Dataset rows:
╔══

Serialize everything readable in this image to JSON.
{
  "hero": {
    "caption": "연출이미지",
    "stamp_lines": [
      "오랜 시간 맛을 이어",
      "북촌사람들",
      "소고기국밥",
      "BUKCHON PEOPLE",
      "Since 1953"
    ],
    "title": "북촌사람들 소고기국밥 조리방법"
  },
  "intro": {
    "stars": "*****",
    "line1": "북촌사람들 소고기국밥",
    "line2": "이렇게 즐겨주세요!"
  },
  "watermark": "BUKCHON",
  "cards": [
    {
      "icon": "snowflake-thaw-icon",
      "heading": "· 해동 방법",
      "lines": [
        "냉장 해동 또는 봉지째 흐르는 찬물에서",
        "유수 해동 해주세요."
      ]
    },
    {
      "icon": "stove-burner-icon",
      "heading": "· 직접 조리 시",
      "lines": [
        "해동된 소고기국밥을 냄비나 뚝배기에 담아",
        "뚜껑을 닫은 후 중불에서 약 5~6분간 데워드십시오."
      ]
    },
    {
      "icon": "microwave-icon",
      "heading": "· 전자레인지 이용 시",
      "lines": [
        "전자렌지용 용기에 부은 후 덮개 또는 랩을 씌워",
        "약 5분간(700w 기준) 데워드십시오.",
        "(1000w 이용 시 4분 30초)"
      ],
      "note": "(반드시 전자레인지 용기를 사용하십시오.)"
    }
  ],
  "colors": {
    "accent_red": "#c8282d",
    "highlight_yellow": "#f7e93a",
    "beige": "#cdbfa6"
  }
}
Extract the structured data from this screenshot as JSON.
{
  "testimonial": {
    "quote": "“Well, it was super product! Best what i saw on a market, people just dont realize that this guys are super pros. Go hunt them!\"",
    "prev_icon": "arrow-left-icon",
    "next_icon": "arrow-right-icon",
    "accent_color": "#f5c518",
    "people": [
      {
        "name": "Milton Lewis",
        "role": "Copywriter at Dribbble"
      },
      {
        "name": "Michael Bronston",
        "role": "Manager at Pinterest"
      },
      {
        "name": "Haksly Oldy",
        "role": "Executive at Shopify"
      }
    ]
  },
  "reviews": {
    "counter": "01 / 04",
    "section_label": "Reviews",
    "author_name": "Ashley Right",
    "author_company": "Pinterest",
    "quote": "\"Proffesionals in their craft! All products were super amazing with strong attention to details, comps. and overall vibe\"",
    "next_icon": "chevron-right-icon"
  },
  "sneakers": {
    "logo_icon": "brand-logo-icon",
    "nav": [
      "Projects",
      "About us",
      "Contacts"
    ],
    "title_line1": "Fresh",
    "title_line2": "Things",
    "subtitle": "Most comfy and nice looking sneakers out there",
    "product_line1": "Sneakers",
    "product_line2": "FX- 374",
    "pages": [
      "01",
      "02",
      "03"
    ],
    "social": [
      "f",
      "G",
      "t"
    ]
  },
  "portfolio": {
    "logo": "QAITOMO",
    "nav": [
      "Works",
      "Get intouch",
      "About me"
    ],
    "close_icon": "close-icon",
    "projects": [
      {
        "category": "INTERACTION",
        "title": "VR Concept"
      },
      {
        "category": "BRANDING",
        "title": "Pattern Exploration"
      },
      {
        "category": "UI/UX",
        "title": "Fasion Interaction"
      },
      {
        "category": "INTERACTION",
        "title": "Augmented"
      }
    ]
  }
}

╚══

- **Task statement**: Which lines contain the word "quote"? Return each of them.

- **The answer**:
    "quote": "“Well, it was super product! Best what i saw on a market, people just dont realize that this guys are super pros. Go hunt them!\"",
    "quote": "\"Proffesionals in their craft! All products were super amazing with strong attention to details, comps. and overall vibe\"",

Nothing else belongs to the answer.